======== RAW DATA ========

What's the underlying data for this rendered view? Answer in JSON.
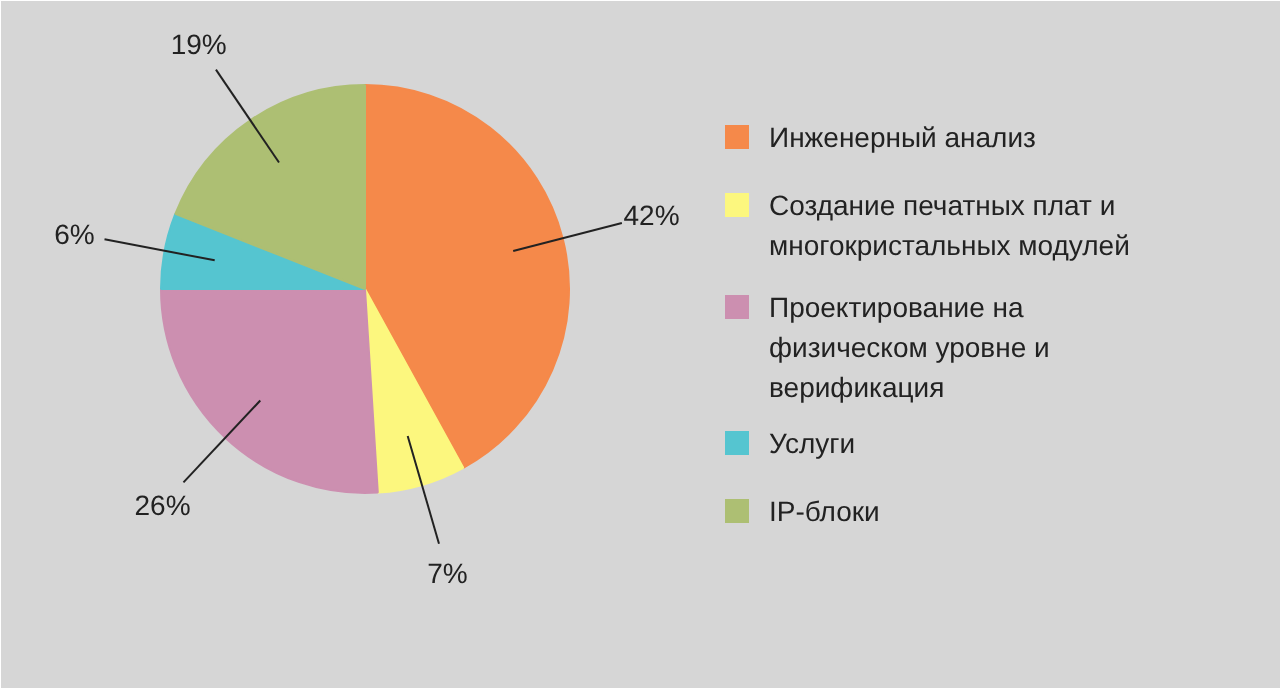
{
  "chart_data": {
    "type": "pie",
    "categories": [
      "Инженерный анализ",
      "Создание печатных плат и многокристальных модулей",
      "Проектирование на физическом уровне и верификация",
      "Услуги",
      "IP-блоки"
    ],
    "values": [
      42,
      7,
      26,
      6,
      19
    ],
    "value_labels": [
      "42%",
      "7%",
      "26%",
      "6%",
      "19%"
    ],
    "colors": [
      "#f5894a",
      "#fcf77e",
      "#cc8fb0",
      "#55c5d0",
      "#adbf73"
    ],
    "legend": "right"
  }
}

========
======== RAW DATA ========

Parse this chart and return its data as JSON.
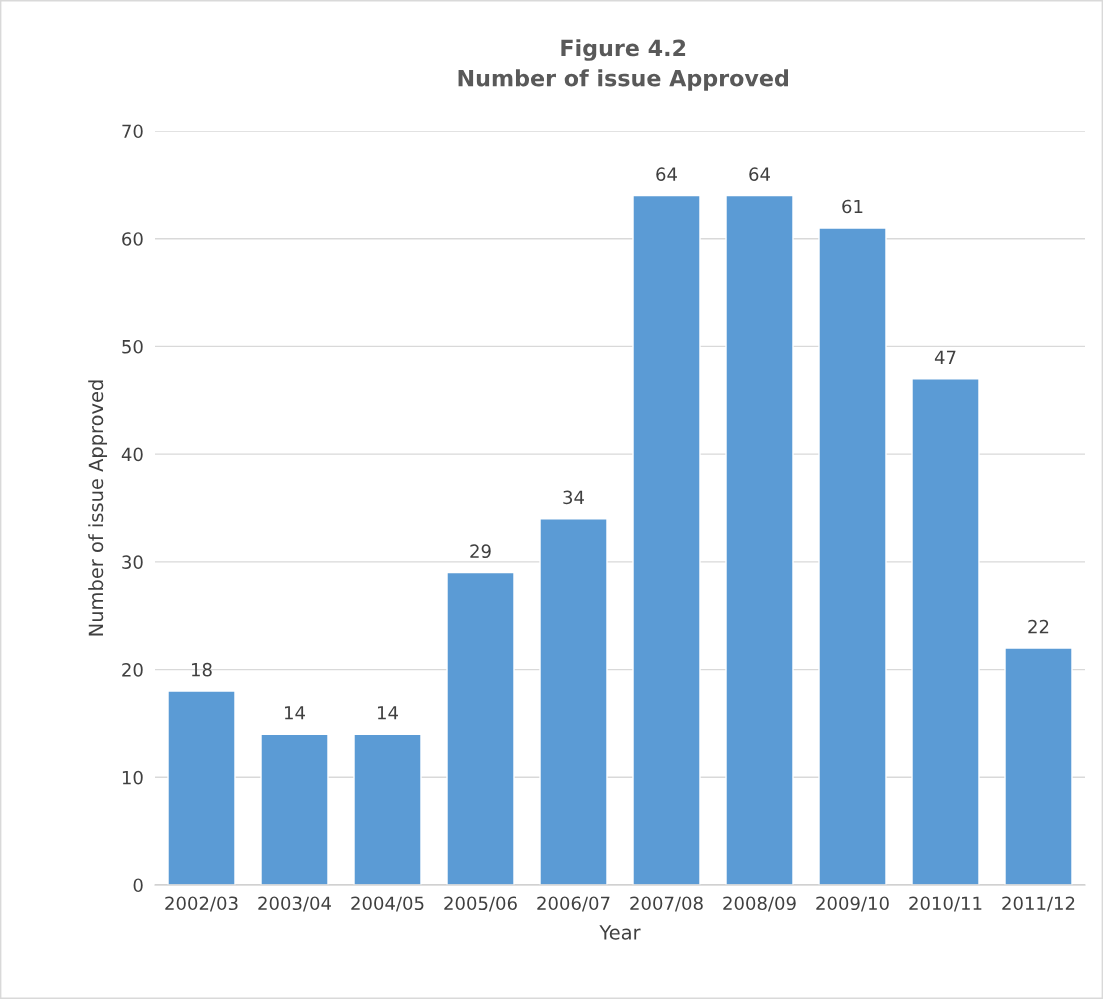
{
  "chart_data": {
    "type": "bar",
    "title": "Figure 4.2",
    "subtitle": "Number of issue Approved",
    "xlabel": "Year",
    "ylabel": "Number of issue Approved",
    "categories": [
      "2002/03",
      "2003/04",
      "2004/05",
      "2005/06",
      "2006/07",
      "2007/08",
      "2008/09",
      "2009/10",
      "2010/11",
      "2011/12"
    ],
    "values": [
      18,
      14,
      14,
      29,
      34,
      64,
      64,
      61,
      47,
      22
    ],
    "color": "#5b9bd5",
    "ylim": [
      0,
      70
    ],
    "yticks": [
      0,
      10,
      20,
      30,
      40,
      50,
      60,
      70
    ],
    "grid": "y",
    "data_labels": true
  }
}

========
======== RAW DATA ========

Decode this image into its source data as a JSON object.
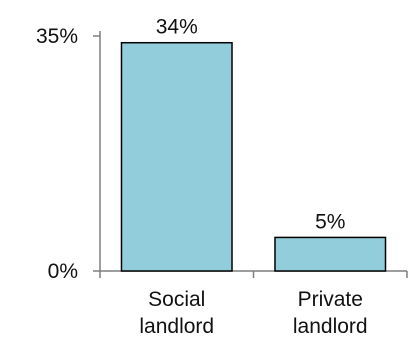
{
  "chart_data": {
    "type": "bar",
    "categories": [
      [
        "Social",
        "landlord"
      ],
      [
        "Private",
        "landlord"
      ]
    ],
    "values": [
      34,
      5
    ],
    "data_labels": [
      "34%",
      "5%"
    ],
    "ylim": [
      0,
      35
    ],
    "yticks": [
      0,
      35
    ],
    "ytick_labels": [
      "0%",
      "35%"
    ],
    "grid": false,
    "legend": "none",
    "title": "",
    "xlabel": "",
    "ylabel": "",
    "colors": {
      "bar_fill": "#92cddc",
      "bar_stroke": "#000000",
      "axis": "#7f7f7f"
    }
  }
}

========

• YOUR TASK:
Copy each line from the records above that includes the string "JSON".

• TASK RESPONSE:
What's the underlying data for this rendered view? Answer in JSON.
Parse this chart and return its data as JSON.
Decode this image into its source data as a JSON object.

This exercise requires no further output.